_What to do_.
Write out all the material exactly. Leave nothing out.

_Dataset extract_.
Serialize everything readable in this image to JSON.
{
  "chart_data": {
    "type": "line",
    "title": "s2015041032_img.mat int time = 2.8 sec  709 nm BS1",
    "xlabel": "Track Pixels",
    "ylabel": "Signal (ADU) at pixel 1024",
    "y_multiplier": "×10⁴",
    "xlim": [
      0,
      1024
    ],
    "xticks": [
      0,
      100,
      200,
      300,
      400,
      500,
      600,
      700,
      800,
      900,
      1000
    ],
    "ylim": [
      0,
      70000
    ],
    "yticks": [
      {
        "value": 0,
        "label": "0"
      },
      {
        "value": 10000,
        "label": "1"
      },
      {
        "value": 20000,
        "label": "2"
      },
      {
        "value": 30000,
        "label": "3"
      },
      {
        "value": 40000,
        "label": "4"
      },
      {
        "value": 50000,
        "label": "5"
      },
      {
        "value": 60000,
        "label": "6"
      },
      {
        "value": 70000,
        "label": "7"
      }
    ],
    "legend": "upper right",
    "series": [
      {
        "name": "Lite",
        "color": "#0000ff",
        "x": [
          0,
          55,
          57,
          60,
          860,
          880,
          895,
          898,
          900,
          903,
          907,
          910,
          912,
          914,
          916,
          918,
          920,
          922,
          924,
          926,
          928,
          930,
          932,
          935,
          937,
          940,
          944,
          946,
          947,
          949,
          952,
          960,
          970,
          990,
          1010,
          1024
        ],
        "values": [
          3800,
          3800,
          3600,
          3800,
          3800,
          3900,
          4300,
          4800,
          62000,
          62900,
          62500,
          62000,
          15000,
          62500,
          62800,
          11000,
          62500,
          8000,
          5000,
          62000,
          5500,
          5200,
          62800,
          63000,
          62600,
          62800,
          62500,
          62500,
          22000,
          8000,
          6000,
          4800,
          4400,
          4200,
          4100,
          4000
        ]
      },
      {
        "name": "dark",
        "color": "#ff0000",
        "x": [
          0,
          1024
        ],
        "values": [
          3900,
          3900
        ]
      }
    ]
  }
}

_Output below_.
Serialize everything readable in this image to JSON.
{
  "chart_data": {
    "type": "line",
    "title": "s2015041032_img.mat int time = 2.8 sec  709 nm BS1",
    "xlabel": "Track Pixels",
    "ylabel": "Signal (ADU) at pixel 1024",
    "y_multiplier": "×10⁴",
    "xlim": [
      0,
      1024
    ],
    "xticks": [
      0,
      100,
      200,
      300,
      400,
      500,
      600,
      700,
      800,
      900,
      1000
    ],
    "ylim": [
      0,
      70000
    ],
    "yticks": [
      {
        "value": 0,
        "label": "0"
      },
      {
        "value": 10000,
        "label": "1"
      },
      {
        "value": 20000,
        "label": "2"
      },
      {
        "value": 30000,
        "label": "3"
      },
      {
        "value": 40000,
        "label": "4"
      },
      {
        "value": 50000,
        "label": "5"
      },
      {
        "value": 60000,
        "label": "6"
      },
      {
        "value": 70000,
        "label": "7"
      }
    ],
    "legend": "upper right",
    "series": [
      {
        "name": "Lite",
        "color": "#0000ff",
        "x": [
          0,
          55,
          57,
          60,
          860,
          880,
          895,
          898,
          900,
          903,
          907,
          910,
          912,
          914,
          916,
          918,
          920,
          922,
          924,
          926,
          928,
          930,
          932,
          935,
          937,
          940,
          944,
          946,
          947,
          949,
          952,
          960,
          970,
          990,
          1010,
          1024
        ],
        "values": [
          3800,
          3800,
          3600,
          3800,
          3800,
          3900,
          4300,
          4800,
          62000,
          62900,
          62500,
          62000,
          15000,
          62500,
          62800,
          11000,
          62500,
          8000,
          5000,
          62000,
          5500,
          5200,
          62800,
          63000,
          62600,
          62800,
          62500,
          62500,
          22000,
          8000,
          6000,
          4800,
          4400,
          4200,
          4100,
          4000
        ]
      },
      {
        "name": "dark",
        "color": "#ff0000",
        "x": [
          0,
          1024
        ],
        "values": [
          3900,
          3900
        ]
      }
    ]
  }
}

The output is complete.